───── Data shown
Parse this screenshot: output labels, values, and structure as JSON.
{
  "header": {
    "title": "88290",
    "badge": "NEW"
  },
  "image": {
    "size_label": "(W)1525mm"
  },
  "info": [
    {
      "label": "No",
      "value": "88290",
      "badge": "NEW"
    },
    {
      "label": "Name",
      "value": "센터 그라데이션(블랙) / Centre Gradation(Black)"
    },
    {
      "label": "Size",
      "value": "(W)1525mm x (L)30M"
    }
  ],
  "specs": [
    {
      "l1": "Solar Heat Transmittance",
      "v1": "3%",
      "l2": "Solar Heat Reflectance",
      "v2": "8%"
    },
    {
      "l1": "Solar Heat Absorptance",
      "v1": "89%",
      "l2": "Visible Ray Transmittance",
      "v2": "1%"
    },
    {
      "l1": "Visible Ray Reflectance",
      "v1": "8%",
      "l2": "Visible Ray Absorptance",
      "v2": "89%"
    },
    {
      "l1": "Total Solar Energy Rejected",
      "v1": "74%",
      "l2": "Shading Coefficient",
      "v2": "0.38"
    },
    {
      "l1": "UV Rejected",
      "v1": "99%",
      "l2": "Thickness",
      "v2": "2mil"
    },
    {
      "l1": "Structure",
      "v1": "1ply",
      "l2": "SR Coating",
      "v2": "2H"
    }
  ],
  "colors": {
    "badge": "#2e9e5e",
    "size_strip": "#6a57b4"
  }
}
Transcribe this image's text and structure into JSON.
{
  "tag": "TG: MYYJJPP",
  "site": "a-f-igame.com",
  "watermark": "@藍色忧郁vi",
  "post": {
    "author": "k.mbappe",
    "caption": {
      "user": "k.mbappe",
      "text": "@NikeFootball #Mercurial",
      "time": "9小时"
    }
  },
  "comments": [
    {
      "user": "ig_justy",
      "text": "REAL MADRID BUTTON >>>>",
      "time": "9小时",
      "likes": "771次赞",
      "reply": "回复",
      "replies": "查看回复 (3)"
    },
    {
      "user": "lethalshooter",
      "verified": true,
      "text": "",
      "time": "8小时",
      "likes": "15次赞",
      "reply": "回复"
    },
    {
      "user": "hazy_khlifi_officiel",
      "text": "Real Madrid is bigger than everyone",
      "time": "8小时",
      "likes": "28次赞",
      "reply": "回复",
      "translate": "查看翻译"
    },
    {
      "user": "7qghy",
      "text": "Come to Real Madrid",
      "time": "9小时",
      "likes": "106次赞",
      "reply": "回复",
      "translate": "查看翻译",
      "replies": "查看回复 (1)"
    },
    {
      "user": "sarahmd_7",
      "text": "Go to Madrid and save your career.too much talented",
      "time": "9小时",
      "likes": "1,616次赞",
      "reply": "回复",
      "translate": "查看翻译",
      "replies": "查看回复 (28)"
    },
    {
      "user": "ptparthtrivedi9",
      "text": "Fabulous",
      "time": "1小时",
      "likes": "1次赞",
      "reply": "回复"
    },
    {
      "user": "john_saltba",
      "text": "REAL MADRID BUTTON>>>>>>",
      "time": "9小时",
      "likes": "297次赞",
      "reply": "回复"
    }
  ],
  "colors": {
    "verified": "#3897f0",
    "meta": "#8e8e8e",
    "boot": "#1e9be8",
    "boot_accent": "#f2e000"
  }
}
──────────
- **Short problem**
Provide only the number of lines in the records containing the string "image".

- **Written response**
2